**GIVEN REQUEST**
Pull every line containing the word "method" from the records.

(Data records)
##########
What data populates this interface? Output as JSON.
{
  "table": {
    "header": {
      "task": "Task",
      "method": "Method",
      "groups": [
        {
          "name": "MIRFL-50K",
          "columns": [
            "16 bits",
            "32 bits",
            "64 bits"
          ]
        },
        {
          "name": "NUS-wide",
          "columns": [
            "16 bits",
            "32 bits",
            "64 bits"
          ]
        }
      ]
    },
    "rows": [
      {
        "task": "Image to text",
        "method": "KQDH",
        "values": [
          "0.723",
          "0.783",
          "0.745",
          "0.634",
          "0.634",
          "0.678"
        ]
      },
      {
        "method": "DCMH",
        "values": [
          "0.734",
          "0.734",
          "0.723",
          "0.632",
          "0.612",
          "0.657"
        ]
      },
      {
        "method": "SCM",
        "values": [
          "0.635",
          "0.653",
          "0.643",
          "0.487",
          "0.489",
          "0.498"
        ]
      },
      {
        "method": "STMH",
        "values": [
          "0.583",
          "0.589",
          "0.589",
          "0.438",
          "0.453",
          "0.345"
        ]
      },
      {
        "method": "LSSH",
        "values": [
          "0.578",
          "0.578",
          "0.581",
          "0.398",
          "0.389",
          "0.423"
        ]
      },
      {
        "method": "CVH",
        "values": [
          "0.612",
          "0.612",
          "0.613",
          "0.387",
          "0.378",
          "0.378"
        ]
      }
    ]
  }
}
##########
**THE ANSWER**
      "method": "Method",
        "method": "KQDH",
        "method": "DCMH",
        "method": "SCM",
        "method": "STMH",
        "method": "LSSH",
        "method": "CVH",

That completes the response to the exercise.